#### RECORDS FOR THIS EXERCISE:
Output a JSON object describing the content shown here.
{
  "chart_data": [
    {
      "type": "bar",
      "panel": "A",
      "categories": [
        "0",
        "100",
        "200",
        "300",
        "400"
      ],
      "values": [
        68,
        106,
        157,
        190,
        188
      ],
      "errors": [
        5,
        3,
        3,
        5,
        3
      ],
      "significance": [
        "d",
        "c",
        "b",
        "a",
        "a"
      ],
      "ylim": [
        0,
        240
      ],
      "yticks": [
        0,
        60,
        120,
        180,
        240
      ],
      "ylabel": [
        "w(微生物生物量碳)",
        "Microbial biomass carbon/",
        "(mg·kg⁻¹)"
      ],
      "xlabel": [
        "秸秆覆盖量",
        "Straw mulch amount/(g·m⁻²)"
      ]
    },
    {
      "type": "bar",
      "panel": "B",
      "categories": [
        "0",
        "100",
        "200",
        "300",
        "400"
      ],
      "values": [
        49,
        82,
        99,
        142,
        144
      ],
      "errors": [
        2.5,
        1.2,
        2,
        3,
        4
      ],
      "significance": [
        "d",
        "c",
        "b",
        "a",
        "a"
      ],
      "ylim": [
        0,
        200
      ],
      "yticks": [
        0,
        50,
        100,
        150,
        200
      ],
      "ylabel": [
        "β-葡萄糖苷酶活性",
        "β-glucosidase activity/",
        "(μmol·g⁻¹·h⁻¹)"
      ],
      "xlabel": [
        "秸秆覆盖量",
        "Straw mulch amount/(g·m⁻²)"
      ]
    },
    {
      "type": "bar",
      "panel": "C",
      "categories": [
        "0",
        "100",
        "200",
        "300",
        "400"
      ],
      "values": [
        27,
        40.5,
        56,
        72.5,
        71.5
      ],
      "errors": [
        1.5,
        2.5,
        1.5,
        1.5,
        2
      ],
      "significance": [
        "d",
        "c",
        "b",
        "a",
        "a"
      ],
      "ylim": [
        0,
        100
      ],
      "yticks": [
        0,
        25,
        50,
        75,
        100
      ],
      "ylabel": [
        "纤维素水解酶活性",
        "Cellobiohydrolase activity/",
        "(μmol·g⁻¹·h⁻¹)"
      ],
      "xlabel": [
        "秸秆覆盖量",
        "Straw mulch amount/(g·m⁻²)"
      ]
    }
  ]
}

==

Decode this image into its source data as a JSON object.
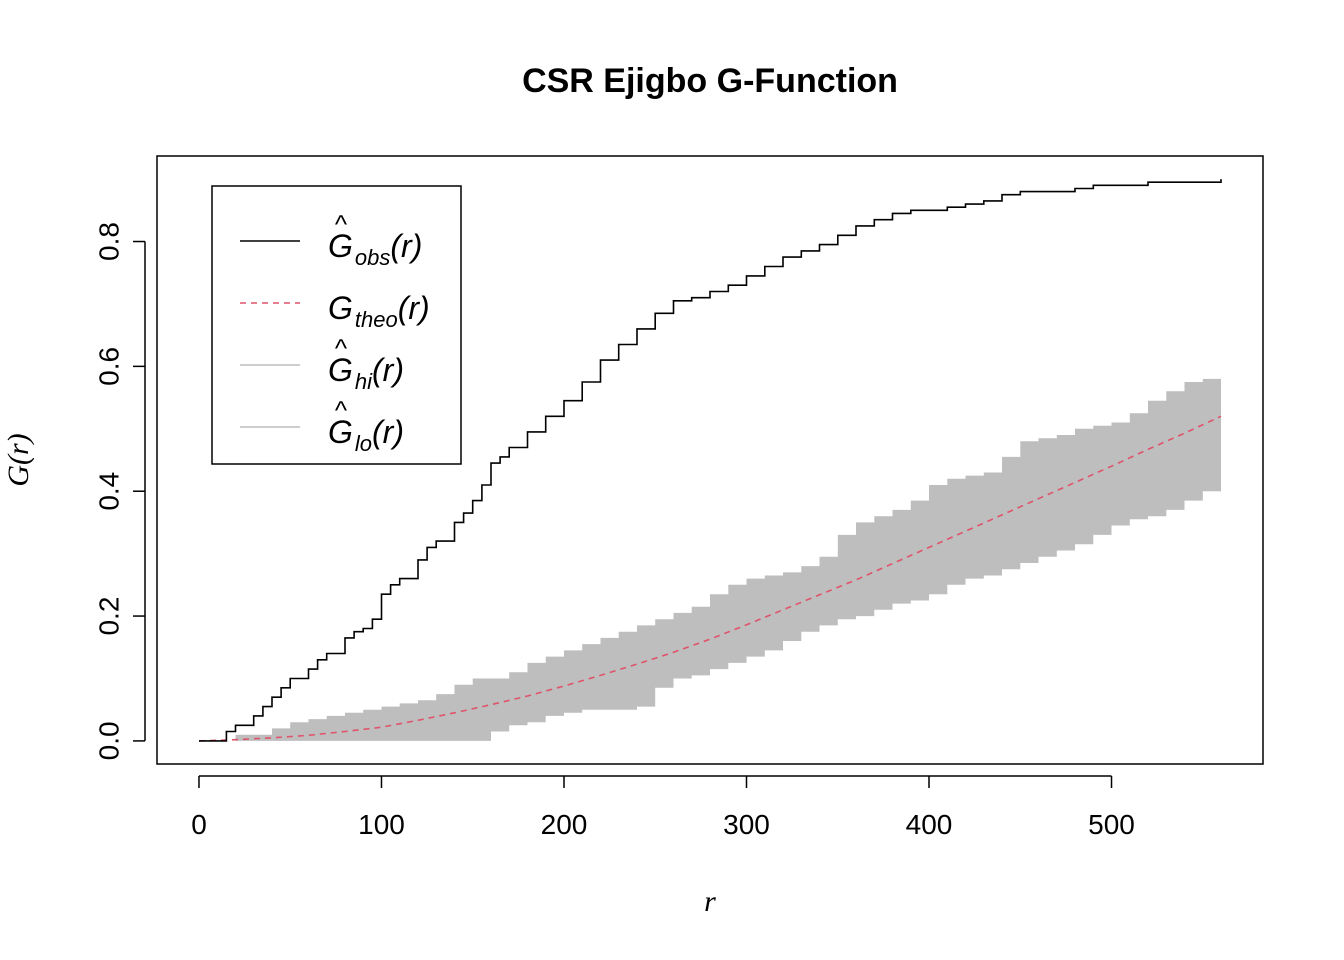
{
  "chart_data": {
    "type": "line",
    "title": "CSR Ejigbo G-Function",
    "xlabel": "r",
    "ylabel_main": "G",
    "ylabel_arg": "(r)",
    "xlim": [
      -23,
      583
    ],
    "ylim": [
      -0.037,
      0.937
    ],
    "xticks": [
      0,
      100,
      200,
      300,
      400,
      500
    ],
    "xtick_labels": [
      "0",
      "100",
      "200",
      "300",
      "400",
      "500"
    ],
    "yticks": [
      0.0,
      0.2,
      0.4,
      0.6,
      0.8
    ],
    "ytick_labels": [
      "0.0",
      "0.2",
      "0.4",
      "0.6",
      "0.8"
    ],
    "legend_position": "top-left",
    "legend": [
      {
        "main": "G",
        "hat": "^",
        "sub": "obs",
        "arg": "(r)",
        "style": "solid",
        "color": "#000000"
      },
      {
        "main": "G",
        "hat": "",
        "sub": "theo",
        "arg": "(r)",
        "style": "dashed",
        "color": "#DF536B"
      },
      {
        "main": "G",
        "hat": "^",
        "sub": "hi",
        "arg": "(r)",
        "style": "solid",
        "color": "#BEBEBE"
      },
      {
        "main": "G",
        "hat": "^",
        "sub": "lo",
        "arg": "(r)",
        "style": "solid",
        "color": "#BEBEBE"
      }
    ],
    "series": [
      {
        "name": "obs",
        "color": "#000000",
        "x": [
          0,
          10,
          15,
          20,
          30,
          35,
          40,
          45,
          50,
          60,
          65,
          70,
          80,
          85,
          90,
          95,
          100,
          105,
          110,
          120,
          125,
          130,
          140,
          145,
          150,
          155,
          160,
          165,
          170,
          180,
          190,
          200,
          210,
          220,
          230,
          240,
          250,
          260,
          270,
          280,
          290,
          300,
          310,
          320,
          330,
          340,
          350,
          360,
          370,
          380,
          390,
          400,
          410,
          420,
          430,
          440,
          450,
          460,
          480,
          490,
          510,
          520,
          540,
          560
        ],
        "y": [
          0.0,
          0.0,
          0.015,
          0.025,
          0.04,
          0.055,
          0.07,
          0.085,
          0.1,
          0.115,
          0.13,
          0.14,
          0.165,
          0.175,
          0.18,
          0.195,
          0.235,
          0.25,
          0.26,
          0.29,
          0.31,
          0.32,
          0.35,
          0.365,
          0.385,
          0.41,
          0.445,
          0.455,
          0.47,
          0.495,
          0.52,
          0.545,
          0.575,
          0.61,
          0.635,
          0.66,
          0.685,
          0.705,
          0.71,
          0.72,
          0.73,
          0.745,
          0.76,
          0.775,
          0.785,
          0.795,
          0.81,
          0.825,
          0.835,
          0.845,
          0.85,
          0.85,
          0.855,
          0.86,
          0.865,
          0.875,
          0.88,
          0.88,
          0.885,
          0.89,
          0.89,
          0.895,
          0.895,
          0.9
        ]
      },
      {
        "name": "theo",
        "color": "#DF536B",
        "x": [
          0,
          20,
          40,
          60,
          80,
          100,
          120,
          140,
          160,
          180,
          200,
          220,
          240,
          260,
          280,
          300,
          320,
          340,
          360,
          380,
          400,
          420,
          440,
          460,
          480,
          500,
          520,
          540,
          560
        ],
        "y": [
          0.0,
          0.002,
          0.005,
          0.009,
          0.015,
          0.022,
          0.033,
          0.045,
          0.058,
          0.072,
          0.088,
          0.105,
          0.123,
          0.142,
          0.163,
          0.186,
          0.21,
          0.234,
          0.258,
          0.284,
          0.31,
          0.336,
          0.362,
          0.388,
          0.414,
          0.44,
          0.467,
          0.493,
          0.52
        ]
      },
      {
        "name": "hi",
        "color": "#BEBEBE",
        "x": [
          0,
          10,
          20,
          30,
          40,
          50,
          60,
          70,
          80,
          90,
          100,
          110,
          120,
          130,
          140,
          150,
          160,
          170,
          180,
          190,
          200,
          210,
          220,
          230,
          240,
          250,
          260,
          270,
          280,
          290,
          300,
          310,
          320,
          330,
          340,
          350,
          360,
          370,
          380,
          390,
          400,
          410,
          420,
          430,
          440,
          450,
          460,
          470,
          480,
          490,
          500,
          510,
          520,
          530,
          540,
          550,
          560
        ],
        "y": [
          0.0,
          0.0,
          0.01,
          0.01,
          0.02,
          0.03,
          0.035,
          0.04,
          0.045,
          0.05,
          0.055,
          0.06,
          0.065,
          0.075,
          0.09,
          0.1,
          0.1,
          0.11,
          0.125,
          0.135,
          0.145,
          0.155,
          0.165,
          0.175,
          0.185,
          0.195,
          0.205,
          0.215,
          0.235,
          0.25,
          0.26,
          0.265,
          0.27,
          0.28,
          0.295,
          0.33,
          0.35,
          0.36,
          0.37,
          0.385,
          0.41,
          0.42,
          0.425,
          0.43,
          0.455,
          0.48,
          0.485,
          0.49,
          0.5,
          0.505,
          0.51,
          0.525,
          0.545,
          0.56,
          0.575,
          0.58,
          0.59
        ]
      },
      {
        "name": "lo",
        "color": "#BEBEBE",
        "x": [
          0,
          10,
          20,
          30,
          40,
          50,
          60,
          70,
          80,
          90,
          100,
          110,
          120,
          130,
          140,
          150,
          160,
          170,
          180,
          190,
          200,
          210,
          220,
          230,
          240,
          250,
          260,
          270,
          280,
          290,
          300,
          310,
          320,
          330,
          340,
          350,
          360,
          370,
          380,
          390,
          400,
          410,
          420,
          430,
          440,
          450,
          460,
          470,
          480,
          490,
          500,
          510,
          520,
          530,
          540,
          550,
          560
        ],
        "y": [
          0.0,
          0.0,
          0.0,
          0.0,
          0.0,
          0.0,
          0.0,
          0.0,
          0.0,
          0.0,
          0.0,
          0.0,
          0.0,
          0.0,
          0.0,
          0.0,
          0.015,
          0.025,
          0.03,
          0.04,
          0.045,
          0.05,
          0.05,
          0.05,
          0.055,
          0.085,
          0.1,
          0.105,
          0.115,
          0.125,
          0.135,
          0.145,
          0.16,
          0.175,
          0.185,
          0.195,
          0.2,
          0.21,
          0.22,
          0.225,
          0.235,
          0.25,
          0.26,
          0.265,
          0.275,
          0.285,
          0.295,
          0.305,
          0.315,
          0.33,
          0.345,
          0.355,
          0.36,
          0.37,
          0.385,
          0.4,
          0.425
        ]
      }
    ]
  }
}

#### TASK BRIEF:
Above are records; say how many of their lines contain the word "JSON", giving only the number.

#### CORRECT ANSWER:
2